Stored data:
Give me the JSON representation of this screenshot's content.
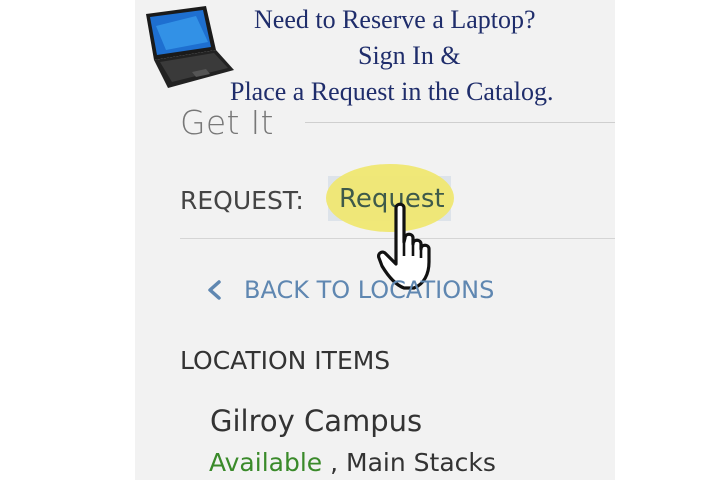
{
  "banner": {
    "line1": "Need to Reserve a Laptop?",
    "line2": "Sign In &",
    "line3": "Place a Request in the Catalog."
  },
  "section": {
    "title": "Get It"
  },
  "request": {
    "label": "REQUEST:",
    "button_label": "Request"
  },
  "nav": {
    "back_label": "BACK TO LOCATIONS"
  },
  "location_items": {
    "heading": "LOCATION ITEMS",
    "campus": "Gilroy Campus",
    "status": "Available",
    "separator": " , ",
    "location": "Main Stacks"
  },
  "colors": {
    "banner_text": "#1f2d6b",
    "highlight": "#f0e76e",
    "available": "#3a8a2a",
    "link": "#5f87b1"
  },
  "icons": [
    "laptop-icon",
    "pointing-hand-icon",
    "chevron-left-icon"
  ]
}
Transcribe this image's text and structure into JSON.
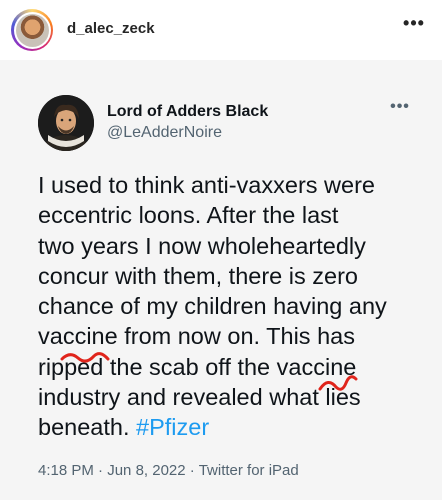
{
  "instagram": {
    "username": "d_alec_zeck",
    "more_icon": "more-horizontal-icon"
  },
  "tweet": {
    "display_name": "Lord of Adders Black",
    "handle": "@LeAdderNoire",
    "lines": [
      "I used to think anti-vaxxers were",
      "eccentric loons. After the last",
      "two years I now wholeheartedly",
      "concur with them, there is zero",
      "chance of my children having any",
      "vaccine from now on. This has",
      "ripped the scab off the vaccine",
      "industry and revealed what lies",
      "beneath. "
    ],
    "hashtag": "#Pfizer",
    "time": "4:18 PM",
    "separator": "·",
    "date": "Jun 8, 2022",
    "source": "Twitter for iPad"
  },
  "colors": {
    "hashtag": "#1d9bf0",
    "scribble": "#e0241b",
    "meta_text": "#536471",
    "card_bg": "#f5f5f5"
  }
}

Exercise: Say how many lines of the data include the word "vaccine". Nothing other than the number should be given.

Result of this exercise: 2